Aim | Which lines hold the word "this"? Copy each of them from the material.

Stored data
start
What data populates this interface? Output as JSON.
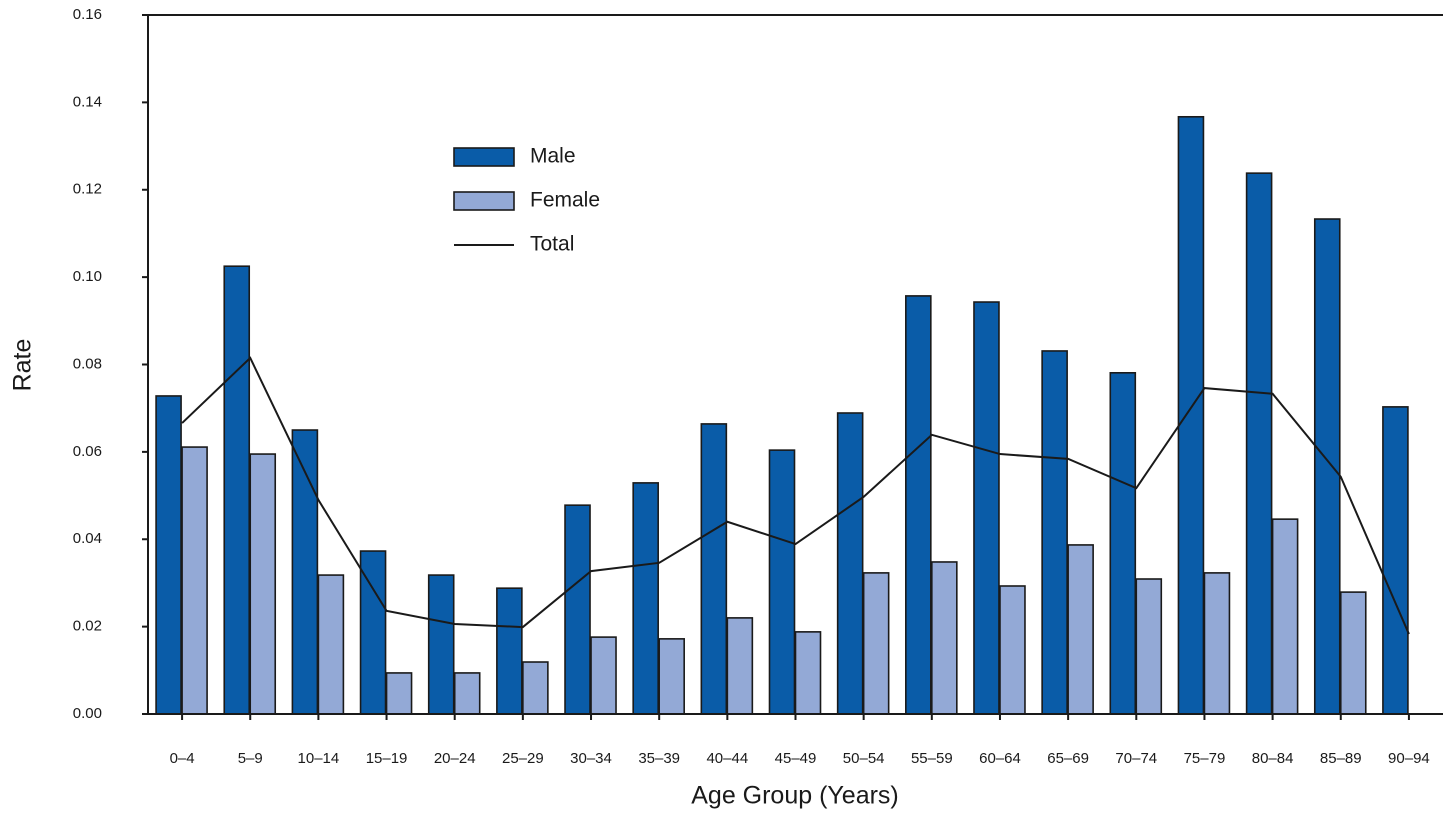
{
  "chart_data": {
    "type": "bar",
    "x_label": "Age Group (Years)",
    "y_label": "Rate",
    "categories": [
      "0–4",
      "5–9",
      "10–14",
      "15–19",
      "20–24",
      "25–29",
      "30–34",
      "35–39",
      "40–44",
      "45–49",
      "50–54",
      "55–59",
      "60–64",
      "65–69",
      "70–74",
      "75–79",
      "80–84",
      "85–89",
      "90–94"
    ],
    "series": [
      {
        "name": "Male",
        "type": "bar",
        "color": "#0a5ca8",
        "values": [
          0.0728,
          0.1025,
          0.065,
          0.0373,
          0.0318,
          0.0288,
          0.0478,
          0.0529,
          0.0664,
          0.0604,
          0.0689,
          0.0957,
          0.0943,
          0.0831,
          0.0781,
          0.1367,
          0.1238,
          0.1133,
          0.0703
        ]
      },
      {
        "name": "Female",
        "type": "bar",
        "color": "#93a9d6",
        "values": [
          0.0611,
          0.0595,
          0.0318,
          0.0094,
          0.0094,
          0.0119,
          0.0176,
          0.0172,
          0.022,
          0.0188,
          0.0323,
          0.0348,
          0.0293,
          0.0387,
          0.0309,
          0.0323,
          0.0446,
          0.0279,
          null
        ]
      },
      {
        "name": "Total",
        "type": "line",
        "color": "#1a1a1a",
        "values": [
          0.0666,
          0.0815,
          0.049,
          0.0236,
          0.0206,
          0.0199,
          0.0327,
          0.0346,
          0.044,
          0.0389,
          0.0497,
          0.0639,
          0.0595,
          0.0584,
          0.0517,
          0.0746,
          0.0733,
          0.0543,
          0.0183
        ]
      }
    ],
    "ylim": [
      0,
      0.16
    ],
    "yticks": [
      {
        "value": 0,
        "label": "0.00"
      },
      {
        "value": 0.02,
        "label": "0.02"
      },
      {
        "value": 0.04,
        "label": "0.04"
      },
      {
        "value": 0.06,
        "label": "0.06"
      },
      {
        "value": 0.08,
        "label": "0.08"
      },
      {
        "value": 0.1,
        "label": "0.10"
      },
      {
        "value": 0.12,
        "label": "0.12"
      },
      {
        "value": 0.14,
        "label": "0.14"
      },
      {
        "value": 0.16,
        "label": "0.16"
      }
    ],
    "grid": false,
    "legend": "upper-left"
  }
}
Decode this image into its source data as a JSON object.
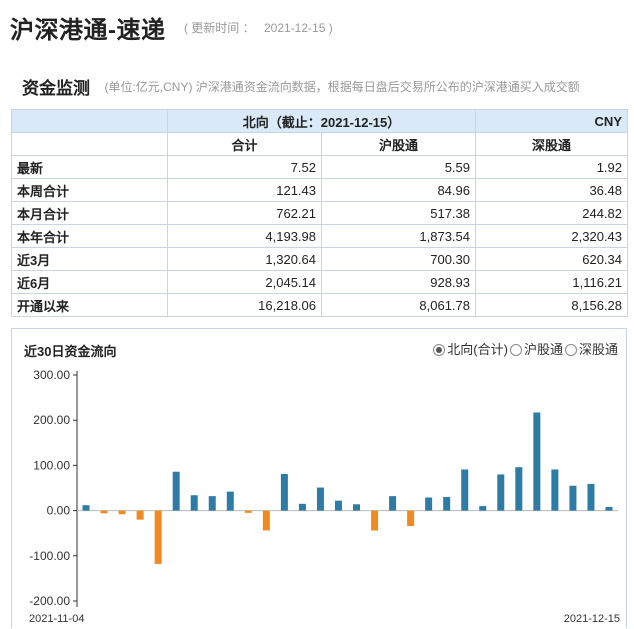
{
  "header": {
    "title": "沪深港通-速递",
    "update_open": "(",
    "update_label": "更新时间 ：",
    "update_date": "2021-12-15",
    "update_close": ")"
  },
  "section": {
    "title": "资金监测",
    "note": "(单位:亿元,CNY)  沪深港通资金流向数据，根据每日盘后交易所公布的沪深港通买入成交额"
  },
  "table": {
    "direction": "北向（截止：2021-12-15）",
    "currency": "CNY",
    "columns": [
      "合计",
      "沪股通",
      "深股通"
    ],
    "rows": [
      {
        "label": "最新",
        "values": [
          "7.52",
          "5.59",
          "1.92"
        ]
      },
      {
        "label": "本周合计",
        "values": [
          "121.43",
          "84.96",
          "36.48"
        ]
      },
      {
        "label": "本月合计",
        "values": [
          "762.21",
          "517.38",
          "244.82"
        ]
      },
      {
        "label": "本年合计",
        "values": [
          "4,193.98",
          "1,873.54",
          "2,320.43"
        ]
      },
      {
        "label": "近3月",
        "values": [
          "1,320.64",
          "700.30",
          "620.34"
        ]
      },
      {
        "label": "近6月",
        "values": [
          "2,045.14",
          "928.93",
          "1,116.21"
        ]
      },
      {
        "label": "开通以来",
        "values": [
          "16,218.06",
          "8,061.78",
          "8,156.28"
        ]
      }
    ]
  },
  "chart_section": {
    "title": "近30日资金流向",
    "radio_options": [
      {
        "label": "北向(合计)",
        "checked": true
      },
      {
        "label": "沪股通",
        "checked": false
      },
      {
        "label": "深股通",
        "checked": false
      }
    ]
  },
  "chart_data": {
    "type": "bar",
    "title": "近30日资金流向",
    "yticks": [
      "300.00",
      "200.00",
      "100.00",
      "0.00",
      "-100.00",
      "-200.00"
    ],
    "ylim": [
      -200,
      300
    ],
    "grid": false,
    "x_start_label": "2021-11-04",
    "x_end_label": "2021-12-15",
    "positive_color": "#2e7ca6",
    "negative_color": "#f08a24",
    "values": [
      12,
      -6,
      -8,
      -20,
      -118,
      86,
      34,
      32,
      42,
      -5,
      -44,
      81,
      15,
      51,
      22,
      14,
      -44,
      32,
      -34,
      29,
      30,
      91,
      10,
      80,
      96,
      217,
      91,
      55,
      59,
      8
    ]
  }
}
end
start
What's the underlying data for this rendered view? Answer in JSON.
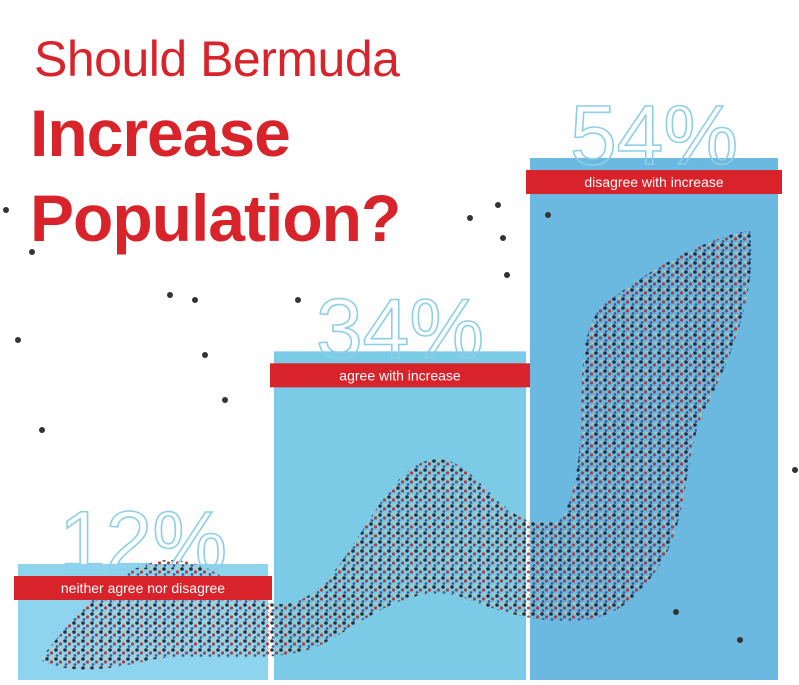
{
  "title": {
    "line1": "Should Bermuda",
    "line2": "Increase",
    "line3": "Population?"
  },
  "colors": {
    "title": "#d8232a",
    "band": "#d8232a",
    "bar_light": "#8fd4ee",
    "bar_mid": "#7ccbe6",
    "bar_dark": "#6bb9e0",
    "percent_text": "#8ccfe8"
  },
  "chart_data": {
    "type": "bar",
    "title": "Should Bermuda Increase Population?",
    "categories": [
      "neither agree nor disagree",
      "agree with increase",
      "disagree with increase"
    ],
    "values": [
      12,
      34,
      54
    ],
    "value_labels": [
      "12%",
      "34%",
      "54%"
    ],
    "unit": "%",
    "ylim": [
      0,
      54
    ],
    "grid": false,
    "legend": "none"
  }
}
end
Response |
What data populates this interface? Output as JSON.
Decode this image into its source data as a JSON object.
What's the underlying data for this rendered view? Answer in JSON.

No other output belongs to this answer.